Select, from the material below, each line with "σελίδας" in it.

+===+

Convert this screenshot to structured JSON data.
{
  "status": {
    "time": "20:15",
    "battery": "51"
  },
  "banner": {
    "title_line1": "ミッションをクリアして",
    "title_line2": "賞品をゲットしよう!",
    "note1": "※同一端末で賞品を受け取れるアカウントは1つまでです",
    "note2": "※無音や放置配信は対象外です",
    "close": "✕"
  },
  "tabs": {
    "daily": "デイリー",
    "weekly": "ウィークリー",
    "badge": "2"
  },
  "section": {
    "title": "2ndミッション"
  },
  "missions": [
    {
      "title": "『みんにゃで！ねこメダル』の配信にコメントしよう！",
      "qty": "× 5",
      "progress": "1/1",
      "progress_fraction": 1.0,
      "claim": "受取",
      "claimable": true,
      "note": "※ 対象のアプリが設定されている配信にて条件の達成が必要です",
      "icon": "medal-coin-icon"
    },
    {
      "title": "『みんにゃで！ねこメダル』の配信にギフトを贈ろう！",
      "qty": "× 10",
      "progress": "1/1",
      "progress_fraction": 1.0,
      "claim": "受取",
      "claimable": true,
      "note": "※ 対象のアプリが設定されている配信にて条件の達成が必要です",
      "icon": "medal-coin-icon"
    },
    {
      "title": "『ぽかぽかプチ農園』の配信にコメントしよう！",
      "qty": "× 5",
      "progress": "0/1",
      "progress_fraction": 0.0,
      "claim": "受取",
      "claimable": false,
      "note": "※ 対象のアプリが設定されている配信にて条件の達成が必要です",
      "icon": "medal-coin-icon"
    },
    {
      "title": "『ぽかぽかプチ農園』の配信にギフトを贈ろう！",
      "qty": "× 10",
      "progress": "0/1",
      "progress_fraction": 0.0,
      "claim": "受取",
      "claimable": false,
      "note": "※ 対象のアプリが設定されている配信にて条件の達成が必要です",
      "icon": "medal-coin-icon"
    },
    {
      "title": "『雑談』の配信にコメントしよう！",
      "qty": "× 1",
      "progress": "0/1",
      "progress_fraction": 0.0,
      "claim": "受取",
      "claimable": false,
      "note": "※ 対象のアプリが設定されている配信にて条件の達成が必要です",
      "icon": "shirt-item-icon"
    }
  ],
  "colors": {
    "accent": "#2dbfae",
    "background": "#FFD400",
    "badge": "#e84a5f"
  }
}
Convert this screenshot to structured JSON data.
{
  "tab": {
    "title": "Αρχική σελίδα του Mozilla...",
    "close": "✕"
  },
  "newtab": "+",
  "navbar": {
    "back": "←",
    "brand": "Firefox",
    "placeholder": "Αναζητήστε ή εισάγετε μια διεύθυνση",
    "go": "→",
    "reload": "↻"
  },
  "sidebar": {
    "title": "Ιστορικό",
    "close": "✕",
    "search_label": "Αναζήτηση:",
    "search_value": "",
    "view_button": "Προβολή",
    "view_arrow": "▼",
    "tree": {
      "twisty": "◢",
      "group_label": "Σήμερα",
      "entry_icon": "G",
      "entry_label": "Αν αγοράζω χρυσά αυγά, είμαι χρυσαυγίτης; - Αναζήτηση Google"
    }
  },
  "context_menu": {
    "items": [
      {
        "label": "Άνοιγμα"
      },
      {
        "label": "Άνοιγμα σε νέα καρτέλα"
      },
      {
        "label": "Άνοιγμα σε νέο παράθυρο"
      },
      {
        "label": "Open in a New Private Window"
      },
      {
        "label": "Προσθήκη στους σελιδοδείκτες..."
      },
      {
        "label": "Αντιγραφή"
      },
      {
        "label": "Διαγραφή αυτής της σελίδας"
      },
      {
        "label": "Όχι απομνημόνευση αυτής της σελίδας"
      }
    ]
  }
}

+===+

Output of the exercise
        "label": "Διαγραφή αυτής της σελίδας"
        "label": "Όχι απομνημόνευση αυτής της σελίδας"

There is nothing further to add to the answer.